• [Data shown]
START

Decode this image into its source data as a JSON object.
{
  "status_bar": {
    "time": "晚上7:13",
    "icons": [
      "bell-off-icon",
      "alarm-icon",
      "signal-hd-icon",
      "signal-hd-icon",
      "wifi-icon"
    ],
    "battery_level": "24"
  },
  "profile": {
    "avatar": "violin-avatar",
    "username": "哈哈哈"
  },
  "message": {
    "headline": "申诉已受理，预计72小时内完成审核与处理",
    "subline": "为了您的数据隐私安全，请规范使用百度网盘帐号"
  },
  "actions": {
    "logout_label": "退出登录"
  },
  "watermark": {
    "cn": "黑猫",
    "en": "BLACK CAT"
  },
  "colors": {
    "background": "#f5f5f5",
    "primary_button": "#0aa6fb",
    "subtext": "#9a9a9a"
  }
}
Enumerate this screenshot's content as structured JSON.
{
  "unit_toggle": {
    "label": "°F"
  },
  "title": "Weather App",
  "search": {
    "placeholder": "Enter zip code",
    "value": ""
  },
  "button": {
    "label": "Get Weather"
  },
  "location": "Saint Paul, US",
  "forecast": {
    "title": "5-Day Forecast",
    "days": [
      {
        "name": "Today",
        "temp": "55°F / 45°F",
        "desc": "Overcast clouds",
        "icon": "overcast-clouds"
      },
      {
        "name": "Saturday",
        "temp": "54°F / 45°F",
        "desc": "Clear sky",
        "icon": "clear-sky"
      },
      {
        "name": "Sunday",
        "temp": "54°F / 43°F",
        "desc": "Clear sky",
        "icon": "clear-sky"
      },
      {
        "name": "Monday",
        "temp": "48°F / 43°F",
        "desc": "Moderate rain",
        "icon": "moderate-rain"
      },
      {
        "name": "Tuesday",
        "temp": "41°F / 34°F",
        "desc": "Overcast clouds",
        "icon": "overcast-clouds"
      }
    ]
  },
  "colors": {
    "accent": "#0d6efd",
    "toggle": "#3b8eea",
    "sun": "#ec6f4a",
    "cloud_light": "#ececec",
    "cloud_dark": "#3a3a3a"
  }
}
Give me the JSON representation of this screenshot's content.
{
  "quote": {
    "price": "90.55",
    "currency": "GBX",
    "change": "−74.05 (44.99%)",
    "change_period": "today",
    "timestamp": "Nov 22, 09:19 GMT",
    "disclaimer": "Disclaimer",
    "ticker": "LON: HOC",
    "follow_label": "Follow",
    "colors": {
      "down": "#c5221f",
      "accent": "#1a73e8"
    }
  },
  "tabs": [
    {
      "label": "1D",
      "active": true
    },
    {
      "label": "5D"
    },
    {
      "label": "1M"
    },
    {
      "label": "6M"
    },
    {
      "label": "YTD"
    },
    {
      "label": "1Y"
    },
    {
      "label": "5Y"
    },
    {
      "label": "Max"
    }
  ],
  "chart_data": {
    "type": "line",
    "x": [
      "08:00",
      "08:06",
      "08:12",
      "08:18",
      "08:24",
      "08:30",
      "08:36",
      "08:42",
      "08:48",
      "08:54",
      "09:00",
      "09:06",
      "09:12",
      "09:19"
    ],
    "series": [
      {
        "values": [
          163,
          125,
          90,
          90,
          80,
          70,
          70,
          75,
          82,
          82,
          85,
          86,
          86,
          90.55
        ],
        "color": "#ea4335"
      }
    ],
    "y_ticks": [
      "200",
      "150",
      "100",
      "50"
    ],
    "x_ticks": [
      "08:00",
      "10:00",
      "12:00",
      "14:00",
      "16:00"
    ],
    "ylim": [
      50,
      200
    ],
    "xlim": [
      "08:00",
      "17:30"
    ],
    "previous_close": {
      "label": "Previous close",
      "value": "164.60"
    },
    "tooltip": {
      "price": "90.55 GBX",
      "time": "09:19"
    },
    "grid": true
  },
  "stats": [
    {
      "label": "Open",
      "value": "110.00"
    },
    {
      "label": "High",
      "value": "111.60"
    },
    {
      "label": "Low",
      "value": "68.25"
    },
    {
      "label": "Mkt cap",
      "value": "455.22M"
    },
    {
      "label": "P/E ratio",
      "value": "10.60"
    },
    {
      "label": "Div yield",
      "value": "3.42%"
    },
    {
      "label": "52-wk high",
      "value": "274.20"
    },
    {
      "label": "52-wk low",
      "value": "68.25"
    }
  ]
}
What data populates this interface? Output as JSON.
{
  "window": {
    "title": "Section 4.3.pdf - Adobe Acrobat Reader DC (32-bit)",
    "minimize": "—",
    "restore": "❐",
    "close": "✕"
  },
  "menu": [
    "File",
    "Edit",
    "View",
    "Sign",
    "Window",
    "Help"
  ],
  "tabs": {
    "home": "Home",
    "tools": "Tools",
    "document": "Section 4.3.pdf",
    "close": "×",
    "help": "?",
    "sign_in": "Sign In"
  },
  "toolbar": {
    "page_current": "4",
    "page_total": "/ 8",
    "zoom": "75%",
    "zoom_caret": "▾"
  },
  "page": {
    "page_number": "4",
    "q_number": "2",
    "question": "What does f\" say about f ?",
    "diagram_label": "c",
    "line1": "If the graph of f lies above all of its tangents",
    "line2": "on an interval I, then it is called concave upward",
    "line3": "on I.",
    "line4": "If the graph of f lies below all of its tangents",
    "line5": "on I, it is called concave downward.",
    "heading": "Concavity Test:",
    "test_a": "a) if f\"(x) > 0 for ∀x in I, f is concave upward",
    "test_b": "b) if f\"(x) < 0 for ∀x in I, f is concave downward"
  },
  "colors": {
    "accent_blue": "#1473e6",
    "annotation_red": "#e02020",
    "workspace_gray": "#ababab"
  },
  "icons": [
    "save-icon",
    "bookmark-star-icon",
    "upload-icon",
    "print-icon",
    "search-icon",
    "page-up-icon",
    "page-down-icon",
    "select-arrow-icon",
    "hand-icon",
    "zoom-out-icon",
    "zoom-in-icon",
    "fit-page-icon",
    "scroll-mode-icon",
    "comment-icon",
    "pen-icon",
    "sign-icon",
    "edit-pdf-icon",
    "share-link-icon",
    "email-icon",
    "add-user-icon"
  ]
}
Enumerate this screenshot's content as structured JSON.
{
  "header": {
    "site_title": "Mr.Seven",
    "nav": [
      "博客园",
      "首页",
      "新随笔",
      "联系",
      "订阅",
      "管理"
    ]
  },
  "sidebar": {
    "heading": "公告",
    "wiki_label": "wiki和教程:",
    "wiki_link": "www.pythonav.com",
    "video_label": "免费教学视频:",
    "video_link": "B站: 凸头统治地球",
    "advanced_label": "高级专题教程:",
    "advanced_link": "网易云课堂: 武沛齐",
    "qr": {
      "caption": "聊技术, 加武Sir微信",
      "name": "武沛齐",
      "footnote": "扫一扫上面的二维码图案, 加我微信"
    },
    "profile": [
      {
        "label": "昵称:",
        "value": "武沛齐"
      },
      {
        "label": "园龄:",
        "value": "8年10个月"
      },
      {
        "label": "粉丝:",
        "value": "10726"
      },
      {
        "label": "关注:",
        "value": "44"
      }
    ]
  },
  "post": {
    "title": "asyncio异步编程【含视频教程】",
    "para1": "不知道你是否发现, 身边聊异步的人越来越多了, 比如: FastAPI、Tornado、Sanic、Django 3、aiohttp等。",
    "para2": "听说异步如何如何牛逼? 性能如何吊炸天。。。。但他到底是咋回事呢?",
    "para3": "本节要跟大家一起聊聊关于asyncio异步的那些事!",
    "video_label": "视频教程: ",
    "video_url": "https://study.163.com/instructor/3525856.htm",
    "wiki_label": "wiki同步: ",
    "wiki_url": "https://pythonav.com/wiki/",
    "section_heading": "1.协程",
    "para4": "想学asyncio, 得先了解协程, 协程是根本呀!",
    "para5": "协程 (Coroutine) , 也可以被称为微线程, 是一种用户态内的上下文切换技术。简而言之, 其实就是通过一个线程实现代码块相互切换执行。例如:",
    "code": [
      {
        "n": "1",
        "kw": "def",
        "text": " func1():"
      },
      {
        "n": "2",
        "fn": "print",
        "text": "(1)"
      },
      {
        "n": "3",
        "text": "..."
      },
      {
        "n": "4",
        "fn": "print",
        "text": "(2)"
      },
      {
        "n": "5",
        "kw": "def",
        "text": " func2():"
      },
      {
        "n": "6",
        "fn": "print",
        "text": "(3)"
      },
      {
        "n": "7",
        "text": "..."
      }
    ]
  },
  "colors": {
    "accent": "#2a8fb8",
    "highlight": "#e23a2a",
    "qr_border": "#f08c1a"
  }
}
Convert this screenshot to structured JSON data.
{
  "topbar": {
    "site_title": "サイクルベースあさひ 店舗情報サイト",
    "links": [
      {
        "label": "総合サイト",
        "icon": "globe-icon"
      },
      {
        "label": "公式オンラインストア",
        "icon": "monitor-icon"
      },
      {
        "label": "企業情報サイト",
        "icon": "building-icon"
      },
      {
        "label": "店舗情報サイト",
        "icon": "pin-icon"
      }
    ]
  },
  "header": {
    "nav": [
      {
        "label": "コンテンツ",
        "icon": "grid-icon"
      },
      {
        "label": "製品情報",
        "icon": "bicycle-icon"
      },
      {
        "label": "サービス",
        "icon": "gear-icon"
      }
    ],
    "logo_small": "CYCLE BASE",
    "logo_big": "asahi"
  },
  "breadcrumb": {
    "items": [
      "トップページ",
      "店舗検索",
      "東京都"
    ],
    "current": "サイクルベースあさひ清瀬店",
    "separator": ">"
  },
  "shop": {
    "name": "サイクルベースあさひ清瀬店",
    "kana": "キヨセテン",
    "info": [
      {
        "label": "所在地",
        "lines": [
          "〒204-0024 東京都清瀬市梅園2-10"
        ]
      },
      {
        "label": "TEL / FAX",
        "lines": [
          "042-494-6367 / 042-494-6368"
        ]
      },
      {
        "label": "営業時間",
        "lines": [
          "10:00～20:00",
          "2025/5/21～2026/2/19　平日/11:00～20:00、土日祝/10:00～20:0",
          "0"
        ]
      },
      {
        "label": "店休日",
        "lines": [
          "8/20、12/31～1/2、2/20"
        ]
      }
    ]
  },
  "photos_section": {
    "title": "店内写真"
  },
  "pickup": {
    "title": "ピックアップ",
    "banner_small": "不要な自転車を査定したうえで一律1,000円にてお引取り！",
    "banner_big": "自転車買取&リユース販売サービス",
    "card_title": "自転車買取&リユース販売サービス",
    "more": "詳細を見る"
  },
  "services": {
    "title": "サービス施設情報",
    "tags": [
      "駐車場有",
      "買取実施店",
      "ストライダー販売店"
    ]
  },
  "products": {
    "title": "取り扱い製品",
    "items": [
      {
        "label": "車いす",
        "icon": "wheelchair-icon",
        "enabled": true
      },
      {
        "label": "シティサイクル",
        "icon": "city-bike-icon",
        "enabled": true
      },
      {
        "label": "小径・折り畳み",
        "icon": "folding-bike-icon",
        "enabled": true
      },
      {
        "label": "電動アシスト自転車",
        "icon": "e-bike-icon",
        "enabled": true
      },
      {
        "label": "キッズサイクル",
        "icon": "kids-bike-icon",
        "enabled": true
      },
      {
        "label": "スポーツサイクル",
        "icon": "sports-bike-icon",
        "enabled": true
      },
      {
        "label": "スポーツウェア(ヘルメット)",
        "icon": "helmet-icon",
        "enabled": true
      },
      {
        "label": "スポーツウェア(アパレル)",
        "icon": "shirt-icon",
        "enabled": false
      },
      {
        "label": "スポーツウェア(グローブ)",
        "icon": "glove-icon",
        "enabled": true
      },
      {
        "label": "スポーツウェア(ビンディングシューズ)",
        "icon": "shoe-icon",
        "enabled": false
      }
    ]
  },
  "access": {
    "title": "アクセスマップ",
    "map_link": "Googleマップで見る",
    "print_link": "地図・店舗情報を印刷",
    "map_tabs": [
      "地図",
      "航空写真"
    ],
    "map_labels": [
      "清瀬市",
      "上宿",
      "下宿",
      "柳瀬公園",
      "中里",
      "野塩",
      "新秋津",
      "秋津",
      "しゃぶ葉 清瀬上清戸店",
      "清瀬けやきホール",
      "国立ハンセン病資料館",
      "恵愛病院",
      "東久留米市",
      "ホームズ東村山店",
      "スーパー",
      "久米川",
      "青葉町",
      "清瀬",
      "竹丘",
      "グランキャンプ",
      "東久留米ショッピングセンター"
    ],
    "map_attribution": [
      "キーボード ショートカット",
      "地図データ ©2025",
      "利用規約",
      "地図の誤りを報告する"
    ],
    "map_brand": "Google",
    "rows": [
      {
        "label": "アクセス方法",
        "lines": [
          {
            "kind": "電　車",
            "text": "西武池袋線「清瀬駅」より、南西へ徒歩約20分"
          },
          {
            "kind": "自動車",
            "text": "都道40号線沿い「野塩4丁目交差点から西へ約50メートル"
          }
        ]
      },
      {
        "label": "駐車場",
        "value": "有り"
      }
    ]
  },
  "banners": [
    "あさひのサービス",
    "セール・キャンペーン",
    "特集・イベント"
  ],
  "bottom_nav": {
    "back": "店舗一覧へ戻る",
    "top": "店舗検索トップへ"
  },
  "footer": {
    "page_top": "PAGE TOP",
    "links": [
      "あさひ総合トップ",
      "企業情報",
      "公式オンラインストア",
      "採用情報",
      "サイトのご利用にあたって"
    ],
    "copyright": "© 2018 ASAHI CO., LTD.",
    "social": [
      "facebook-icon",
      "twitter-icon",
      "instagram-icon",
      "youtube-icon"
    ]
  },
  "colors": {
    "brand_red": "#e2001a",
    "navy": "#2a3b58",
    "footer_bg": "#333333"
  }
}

END

• [Goal] Return each full line of the entries that contains the word "lies".

• [Answer in full]
    "line1": "If the graph of f lies above all of its tangents",
    "line4": "If the graph of f lies below all of its tangents",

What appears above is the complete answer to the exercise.